··· Recorded information ···

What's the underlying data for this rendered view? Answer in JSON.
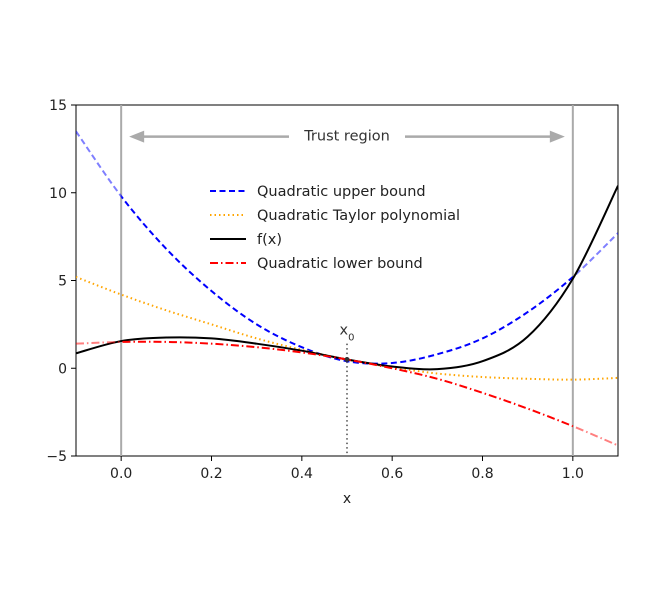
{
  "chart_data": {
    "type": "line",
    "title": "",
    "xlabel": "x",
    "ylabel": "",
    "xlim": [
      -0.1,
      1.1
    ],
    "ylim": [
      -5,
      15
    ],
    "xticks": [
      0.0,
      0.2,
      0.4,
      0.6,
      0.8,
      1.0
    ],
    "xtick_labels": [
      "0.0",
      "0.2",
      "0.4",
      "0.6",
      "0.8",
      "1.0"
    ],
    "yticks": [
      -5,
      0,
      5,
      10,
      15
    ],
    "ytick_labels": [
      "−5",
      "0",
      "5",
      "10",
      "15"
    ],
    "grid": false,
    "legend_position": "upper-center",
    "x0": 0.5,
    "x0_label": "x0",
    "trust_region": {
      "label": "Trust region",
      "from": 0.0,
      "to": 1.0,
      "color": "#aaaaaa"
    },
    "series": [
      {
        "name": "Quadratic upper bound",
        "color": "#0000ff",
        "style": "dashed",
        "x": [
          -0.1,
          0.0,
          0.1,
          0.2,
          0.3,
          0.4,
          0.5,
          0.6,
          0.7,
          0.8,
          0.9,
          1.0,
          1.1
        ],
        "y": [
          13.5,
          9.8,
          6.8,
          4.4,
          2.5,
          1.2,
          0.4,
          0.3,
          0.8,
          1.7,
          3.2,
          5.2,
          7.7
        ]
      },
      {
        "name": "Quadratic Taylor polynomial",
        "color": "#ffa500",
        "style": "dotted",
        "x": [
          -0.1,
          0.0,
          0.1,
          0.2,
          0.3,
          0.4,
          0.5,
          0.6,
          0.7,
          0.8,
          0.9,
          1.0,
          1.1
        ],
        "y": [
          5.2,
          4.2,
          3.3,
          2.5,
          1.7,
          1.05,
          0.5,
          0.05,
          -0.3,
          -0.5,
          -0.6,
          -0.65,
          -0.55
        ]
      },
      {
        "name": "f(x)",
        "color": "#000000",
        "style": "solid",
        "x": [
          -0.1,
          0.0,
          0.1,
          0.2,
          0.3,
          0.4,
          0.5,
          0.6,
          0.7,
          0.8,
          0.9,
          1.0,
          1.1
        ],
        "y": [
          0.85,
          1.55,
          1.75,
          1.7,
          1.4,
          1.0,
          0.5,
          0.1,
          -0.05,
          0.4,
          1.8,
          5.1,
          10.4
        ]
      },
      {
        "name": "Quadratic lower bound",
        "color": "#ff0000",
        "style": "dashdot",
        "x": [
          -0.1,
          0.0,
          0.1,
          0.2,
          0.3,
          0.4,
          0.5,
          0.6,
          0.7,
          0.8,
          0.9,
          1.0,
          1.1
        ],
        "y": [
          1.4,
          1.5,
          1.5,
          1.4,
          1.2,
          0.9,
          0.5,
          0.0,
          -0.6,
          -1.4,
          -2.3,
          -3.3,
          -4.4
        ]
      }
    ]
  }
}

···

→ **Objective**:
Will you restate every entry word for word and omit the images?

→ **Complete output**:
What's the underlying data for this rendered view? Answer in JSON.
{
  "chart_data": {
    "type": "line",
    "title": "",
    "xlabel": "x",
    "ylabel": "",
    "xlim": [
      -0.1,
      1.1
    ],
    "ylim": [
      -5,
      15
    ],
    "xticks": [
      0.0,
      0.2,
      0.4,
      0.6,
      0.8,
      1.0
    ],
    "xtick_labels": [
      "0.0",
      "0.2",
      "0.4",
      "0.6",
      "0.8",
      "1.0"
    ],
    "yticks": [
      -5,
      0,
      5,
      10,
      15
    ],
    "ytick_labels": [
      "−5",
      "0",
      "5",
      "10",
      "15"
    ],
    "grid": false,
    "legend_position": "upper-center",
    "x0": 0.5,
    "x0_label": "x0",
    "trust_region": {
      "label": "Trust region",
      "from": 0.0,
      "to": 1.0,
      "color": "#aaaaaa"
    },
    "series": [
      {
        "name": "Quadratic upper bound",
        "color": "#0000ff",
        "style": "dashed",
        "x": [
          -0.1,
          0.0,
          0.1,
          0.2,
          0.3,
          0.4,
          0.5,
          0.6,
          0.7,
          0.8,
          0.9,
          1.0,
          1.1
        ],
        "y": [
          13.5,
          9.8,
          6.8,
          4.4,
          2.5,
          1.2,
          0.4,
          0.3,
          0.8,
          1.7,
          3.2,
          5.2,
          7.7
        ]
      },
      {
        "name": "Quadratic Taylor polynomial",
        "color": "#ffa500",
        "style": "dotted",
        "x": [
          -0.1,
          0.0,
          0.1,
          0.2,
          0.3,
          0.4,
          0.5,
          0.6,
          0.7,
          0.8,
          0.9,
          1.0,
          1.1
        ],
        "y": [
          5.2,
          4.2,
          3.3,
          2.5,
          1.7,
          1.05,
          0.5,
          0.05,
          -0.3,
          -0.5,
          -0.6,
          -0.65,
          -0.55
        ]
      },
      {
        "name": "f(x)",
        "color": "#000000",
        "style": "solid",
        "x": [
          -0.1,
          0.0,
          0.1,
          0.2,
          0.3,
          0.4,
          0.5,
          0.6,
          0.7,
          0.8,
          0.9,
          1.0,
          1.1
        ],
        "y": [
          0.85,
          1.55,
          1.75,
          1.7,
          1.4,
          1.0,
          0.5,
          0.1,
          -0.05,
          0.4,
          1.8,
          5.1,
          10.4
        ]
      },
      {
        "name": "Quadratic lower bound",
        "color": "#ff0000",
        "style": "dashdot",
        "x": [
          -0.1,
          0.0,
          0.1,
          0.2,
          0.3,
          0.4,
          0.5,
          0.6,
          0.7,
          0.8,
          0.9,
          1.0,
          1.1
        ],
        "y": [
          1.4,
          1.5,
          1.5,
          1.4,
          1.2,
          0.9,
          0.5,
          0.0,
          -0.6,
          -1.4,
          -2.3,
          -3.3,
          -4.4
        ]
      }
    ]
  }
}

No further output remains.